WHAT THE EXERCISE ASKS :: Copy each line below in which the word "中国戏曲学院国戏剧场" occurs.
####################
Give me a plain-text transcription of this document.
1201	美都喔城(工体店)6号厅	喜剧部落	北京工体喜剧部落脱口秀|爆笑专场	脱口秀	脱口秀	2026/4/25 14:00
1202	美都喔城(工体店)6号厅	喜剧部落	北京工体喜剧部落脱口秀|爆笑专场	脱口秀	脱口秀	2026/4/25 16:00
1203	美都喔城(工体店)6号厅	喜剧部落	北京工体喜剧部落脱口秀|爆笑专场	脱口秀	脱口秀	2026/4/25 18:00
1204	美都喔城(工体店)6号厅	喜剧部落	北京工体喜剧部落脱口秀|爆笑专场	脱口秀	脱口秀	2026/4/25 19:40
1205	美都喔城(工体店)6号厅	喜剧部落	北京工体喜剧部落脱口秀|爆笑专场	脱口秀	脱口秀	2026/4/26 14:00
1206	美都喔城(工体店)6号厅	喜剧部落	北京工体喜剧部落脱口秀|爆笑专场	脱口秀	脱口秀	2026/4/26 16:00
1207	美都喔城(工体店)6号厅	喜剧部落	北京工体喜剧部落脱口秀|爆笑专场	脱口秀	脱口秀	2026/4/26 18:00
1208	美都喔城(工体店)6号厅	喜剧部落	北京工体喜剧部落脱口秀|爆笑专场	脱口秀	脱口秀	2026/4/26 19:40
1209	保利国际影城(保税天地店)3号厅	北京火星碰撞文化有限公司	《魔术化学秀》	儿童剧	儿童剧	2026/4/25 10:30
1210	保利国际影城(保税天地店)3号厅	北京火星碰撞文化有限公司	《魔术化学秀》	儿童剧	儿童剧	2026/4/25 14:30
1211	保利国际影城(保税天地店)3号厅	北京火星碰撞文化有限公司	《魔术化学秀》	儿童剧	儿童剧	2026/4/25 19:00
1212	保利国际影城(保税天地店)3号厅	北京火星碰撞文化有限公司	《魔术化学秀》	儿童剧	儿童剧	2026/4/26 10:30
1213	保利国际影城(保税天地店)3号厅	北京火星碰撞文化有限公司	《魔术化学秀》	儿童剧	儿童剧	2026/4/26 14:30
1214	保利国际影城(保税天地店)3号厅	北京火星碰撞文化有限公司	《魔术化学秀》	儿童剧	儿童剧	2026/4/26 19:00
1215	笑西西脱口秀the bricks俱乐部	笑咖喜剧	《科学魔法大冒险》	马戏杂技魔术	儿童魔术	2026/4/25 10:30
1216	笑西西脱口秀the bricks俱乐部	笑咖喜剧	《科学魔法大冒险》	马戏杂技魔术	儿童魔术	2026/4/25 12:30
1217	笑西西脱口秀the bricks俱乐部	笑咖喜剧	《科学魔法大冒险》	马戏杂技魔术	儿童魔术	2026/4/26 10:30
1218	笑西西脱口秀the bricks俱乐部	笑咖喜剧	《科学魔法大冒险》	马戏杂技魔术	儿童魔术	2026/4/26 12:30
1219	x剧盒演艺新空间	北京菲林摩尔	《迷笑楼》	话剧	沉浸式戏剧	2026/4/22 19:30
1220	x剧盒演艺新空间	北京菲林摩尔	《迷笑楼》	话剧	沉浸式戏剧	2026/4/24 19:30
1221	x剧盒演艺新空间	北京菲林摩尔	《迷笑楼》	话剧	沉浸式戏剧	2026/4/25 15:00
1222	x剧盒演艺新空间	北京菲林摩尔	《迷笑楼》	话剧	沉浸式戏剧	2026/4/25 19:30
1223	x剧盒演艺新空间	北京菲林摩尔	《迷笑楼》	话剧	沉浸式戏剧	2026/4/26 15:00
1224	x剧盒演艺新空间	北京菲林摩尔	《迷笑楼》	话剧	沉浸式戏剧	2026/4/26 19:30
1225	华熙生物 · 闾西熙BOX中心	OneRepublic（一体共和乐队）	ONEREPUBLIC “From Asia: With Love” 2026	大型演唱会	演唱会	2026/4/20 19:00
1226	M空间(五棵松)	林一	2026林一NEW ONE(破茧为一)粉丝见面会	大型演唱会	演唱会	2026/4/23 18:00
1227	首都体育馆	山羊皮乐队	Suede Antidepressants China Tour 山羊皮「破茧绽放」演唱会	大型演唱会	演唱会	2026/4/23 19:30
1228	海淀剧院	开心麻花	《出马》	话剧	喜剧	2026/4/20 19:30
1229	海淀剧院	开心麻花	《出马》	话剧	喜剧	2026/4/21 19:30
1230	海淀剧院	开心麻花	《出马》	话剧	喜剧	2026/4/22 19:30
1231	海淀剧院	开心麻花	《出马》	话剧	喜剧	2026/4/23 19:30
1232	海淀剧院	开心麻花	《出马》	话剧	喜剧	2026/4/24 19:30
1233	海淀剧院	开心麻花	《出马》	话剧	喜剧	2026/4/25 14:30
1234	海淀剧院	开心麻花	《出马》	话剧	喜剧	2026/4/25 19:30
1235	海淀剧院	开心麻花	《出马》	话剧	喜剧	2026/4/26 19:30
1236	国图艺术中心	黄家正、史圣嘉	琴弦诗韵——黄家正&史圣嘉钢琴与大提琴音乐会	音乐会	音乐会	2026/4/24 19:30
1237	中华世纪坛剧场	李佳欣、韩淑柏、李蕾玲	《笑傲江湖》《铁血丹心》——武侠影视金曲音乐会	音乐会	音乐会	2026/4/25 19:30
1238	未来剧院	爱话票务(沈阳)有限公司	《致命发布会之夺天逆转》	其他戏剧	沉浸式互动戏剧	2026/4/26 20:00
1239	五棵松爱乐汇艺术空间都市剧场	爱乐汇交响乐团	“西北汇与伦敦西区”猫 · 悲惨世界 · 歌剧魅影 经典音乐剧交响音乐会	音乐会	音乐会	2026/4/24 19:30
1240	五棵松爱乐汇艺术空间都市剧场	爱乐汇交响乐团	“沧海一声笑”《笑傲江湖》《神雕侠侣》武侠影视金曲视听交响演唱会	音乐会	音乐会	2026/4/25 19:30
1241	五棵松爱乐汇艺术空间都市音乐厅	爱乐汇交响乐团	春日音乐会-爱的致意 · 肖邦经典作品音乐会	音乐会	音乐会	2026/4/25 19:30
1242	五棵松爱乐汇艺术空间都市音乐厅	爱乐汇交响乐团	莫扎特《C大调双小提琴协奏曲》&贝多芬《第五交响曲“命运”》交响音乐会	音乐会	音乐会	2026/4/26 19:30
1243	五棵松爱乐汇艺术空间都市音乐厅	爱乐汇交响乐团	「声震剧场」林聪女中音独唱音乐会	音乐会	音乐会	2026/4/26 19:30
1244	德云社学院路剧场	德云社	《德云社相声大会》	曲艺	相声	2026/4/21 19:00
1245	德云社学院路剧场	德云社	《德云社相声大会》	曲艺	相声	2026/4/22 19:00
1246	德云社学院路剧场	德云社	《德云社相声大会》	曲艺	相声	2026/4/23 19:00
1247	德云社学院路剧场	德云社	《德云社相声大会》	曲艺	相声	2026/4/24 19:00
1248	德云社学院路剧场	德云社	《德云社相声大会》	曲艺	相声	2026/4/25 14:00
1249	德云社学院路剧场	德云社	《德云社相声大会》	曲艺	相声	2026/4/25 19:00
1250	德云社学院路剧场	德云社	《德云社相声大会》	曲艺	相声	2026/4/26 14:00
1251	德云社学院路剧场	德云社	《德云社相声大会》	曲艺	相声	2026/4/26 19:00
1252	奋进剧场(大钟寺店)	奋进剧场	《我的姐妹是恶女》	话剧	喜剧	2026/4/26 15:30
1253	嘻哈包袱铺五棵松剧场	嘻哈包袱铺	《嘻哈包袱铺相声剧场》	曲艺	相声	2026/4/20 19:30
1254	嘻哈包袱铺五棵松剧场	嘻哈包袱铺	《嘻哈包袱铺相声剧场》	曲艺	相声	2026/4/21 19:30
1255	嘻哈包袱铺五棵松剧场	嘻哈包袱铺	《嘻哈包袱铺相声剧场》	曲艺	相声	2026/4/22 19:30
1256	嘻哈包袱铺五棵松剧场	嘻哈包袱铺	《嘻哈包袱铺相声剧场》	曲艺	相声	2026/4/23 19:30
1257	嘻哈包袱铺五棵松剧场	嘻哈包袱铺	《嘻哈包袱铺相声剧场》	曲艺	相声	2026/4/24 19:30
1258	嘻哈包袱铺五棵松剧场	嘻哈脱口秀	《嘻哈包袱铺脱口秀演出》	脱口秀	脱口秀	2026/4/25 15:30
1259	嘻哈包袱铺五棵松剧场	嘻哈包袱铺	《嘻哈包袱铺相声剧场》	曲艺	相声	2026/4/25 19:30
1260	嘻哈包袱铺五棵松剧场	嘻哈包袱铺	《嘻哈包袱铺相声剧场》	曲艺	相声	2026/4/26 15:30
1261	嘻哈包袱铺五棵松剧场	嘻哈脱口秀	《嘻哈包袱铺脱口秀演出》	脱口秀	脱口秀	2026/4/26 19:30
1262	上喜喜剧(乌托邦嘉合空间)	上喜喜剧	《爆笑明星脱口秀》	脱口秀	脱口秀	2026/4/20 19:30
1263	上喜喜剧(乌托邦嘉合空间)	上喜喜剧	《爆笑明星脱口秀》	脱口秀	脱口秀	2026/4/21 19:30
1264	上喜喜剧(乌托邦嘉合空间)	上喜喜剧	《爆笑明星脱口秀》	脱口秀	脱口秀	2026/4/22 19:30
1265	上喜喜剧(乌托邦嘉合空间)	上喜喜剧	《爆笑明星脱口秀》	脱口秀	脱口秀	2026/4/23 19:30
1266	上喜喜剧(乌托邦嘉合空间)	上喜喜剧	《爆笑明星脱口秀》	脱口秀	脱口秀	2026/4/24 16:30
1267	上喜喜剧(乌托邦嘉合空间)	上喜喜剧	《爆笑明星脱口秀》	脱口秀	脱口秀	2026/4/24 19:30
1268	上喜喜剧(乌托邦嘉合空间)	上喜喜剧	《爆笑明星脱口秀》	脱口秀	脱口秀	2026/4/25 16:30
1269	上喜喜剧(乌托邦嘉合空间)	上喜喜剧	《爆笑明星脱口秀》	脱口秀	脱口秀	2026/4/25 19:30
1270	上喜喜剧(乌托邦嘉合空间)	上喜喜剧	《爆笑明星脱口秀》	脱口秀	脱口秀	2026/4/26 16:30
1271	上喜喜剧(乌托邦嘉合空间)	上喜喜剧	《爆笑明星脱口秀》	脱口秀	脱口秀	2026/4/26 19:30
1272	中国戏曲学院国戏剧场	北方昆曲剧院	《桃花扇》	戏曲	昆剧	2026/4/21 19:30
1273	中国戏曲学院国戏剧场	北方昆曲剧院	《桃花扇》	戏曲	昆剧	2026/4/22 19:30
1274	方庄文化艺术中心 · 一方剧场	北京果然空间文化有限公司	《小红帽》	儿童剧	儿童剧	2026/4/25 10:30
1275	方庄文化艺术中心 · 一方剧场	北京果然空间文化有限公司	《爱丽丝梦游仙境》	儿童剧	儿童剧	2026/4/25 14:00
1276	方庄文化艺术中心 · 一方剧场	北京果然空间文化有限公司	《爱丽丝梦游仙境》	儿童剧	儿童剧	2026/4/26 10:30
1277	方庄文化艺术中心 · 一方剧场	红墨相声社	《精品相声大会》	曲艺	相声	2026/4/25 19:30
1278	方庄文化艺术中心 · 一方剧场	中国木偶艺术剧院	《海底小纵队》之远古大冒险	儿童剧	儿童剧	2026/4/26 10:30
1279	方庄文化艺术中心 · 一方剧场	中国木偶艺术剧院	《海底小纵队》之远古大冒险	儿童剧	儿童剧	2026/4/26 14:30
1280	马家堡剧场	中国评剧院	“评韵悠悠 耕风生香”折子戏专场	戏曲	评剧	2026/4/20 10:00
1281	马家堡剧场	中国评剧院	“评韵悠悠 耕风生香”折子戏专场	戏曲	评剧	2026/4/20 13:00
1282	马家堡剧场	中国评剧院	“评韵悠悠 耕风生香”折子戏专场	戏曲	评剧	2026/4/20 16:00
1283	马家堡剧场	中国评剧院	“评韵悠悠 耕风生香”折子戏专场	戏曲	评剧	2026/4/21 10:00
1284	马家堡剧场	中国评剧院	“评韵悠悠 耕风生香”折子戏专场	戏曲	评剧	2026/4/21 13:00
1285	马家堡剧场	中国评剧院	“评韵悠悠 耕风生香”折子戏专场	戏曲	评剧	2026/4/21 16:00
####################
WRITTEN RESPONSE ::
1272	中国戏曲学院国戏剧场	北方昆曲剧院	《桃花扇》	戏曲	昆剧	2026/4/21 19:30
1273	中国戏曲学院国戏剧场	北方昆曲剧院	《桃花扇》	戏曲	昆剧	2026/4/22 19:30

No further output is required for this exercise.